- **Data shown**:
================================
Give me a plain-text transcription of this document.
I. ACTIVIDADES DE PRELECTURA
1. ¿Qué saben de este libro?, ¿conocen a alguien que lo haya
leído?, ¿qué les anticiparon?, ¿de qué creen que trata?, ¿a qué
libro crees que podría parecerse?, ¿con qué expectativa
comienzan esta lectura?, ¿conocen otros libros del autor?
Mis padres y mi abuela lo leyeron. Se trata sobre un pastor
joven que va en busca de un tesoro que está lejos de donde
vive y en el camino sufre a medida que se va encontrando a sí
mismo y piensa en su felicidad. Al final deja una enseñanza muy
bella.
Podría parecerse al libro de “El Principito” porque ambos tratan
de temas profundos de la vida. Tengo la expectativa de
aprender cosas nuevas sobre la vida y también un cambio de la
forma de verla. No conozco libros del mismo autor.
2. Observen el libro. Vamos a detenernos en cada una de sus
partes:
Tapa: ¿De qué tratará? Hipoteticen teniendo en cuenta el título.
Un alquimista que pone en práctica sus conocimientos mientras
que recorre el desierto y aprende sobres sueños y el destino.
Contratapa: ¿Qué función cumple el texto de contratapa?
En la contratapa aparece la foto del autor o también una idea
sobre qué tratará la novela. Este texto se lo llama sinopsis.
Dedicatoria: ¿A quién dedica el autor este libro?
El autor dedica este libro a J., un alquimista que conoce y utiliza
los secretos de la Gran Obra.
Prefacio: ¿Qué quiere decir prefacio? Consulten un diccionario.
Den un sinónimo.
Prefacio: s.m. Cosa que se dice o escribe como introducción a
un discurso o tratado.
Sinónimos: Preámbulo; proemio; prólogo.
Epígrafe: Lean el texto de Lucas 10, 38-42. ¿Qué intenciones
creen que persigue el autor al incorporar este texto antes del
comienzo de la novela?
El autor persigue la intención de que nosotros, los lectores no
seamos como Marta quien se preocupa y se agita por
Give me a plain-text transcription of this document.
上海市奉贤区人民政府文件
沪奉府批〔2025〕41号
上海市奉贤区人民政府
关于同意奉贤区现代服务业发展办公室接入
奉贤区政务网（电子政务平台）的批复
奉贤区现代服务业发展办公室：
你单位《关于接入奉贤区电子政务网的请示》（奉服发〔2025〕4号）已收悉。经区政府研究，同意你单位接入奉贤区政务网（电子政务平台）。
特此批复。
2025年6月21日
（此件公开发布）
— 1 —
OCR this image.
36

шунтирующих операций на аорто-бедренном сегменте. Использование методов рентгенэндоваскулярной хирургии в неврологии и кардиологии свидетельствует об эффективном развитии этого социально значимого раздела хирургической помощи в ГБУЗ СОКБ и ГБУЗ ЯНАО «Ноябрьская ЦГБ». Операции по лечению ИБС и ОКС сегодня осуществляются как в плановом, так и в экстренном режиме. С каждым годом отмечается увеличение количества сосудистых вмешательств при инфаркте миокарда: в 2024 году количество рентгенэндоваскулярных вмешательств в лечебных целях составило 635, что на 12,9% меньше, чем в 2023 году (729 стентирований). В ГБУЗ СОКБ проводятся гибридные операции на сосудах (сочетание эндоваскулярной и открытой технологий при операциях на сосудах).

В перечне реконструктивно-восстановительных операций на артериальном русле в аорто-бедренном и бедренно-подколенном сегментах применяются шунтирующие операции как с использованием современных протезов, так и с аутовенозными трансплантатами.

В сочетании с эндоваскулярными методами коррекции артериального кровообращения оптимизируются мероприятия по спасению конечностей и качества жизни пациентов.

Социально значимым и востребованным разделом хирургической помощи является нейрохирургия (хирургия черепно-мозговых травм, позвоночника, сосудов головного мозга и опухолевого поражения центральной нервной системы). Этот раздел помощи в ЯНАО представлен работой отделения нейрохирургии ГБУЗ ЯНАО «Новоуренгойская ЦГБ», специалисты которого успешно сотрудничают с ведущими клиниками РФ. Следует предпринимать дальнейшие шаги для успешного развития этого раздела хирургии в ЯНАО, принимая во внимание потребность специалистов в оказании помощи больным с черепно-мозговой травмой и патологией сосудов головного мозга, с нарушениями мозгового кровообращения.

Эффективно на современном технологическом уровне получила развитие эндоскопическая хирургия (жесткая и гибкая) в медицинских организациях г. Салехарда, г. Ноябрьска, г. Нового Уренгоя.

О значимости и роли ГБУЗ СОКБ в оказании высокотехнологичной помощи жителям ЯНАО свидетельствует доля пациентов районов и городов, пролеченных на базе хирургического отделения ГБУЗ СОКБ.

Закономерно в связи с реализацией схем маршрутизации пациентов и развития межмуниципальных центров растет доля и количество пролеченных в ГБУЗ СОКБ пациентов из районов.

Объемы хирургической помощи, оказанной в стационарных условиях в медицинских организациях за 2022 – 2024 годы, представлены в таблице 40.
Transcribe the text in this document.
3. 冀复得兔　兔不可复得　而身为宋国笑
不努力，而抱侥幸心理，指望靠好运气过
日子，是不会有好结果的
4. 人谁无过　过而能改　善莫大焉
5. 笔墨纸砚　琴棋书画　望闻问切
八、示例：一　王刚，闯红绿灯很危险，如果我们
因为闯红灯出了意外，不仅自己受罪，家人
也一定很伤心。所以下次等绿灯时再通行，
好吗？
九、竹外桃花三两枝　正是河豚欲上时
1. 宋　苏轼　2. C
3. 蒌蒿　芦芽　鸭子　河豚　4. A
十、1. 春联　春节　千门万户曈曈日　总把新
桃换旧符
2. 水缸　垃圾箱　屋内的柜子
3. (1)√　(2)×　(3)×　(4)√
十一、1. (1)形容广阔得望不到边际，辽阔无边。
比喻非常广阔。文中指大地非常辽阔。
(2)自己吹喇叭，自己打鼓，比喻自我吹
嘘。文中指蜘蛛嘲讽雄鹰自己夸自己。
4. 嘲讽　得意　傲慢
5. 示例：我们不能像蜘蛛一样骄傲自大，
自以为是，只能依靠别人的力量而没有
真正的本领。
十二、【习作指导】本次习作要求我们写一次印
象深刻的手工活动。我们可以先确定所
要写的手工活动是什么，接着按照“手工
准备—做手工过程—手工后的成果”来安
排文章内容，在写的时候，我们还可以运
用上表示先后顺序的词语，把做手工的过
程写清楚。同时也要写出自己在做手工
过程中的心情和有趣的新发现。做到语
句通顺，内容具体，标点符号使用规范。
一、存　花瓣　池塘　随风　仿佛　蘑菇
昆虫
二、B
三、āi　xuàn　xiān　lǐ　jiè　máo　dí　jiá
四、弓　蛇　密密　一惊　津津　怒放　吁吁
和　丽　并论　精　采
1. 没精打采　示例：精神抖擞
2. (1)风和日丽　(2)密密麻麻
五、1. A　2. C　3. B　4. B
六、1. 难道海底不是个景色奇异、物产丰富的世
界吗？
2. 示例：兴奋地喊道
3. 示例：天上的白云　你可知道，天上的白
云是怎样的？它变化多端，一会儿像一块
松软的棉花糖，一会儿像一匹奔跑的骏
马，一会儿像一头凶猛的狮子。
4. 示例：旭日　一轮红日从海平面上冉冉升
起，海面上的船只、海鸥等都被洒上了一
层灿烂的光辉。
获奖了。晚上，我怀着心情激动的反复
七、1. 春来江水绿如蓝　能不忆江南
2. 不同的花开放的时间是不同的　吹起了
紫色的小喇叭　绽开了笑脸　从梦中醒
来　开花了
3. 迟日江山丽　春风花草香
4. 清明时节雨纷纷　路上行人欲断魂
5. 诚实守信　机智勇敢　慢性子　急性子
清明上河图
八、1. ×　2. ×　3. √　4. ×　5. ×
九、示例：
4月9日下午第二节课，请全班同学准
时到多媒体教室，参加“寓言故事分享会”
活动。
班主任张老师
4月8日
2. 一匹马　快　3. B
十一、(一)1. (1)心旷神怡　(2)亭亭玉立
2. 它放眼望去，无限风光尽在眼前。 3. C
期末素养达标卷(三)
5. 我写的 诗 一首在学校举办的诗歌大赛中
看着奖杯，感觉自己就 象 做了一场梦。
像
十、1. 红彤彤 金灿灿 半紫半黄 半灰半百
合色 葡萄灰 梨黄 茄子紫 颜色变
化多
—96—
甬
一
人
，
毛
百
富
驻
================================
- **Problem requirements**:
Where a line in the material above holds "persigue", copy that line.

- **Expected answer**:
creen que persigue el autor al incorporar este texto antes del
El autor persigue la intención de que nosotros, los lectores no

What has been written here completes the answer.